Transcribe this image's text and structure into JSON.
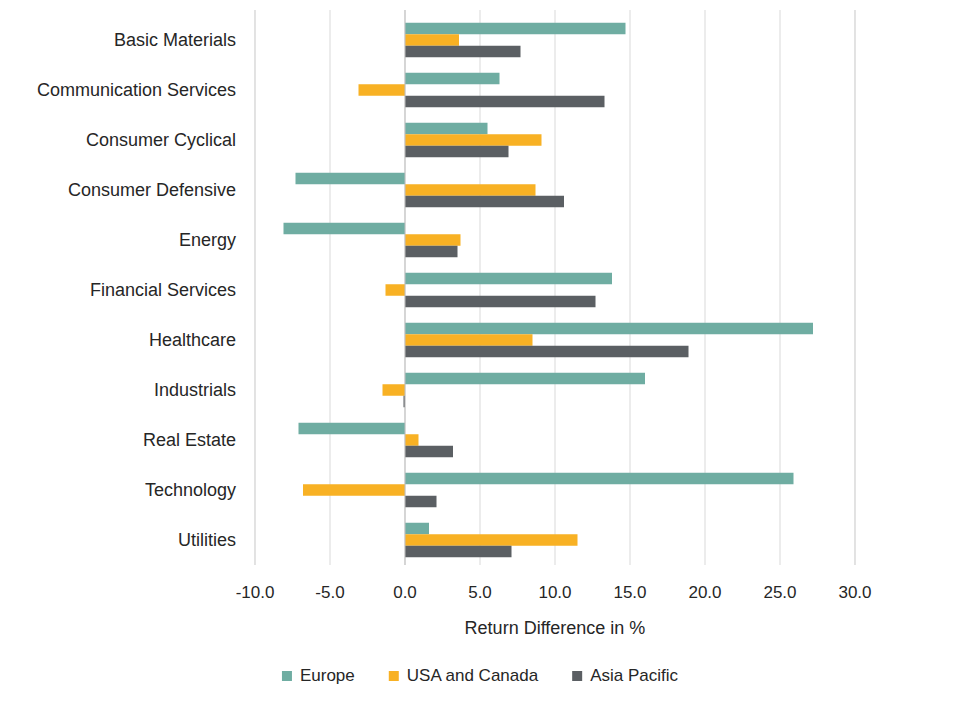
{
  "chart_data": {
    "type": "bar",
    "orientation": "horizontal",
    "xlabel": "Return Difference in %",
    "categories": [
      "Basic Materials",
      "Communication Services",
      "Consumer Cyclical",
      "Consumer Defensive",
      "Energy",
      "Financial Services",
      "Healthcare",
      "Industrials",
      "Real Estate",
      "Technology",
      "Utilities"
    ],
    "series": [
      {
        "name": "Europe",
        "color": "#6fada2",
        "values": [
          14.7,
          6.3,
          5.5,
          -7.3,
          -8.1,
          13.8,
          27.2,
          16.0,
          -7.1,
          25.9,
          1.6
        ]
      },
      {
        "name": "USA and Canada",
        "color": "#f8b124",
        "values": [
          3.6,
          -3.1,
          9.1,
          8.7,
          3.7,
          -1.3,
          8.5,
          -1.5,
          0.9,
          -6.8,
          11.5
        ]
      },
      {
        "name": "Asia Pacific",
        "color": "#5b5f63",
        "values": [
          7.7,
          13.3,
          6.9,
          10.6,
          3.5,
          12.7,
          18.9,
          -0.1,
          3.2,
          2.1,
          7.1
        ]
      }
    ],
    "xlim": [
      -10,
      30
    ],
    "xticks": [
      {
        "value": -10,
        "label": "-10.0"
      },
      {
        "value": -5,
        "label": "-5.0"
      },
      {
        "value": 0,
        "label": "0.0"
      },
      {
        "value": 5,
        "label": "5.0"
      },
      {
        "value": 10,
        "label": "10.0"
      },
      {
        "value": 15,
        "label": "15.0"
      },
      {
        "value": 20,
        "label": "20.0"
      },
      {
        "value": 25,
        "label": "25.0"
      },
      {
        "value": 30,
        "label": "30.0"
      }
    ],
    "grid": true,
    "legend": "bottom"
  }
}
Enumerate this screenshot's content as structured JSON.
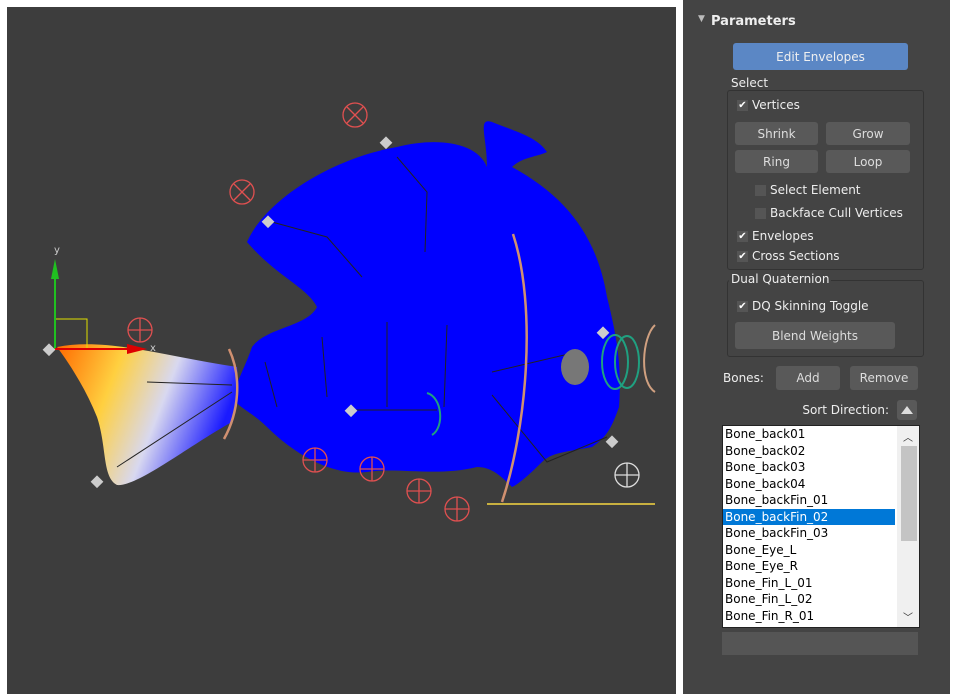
{
  "viewport": {
    "axis_y": "y",
    "axis_x": "x"
  },
  "panel": {
    "title": "Parameters",
    "edit_envelopes": "Edit Envelopes",
    "select": {
      "label": "Select",
      "vertices": {
        "label": "Vertices",
        "checked": true
      },
      "shrink": "Shrink",
      "grow": "Grow",
      "ring": "Ring",
      "loop": "Loop",
      "select_element": {
        "label": "Select Element",
        "checked": false
      },
      "backface_cull": {
        "label": "Backface Cull Vertices",
        "checked": false
      },
      "envelopes": {
        "label": "Envelopes",
        "checked": true
      },
      "cross_sections": {
        "label": "Cross Sections",
        "checked": true
      }
    },
    "dual_quaternion": {
      "label": "Dual Quaternion",
      "dq_toggle": {
        "label": "DQ Skinning Toggle",
        "checked": true
      },
      "blend_weights": "Blend Weights"
    },
    "bones": {
      "label": "Bones:",
      "add": "Add",
      "remove": "Remove",
      "sort_direction": "Sort Direction:",
      "list": [
        "Bone_back01",
        "Bone_back02",
        "Bone_back03",
        "Bone_back04",
        "Bone_backFin_01",
        "Bone_backFin_02",
        "Bone_backFin_03",
        "Bone_Eye_L",
        "Bone_Eye_R",
        "Bone_Fin_L_01",
        "Bone_Fin_L_02",
        "Bone_Fin_R_01"
      ],
      "selected": 5
    }
  }
}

> [Given exercise]: Give only the number of lines above that hold the string "color".

> [Task result]: 3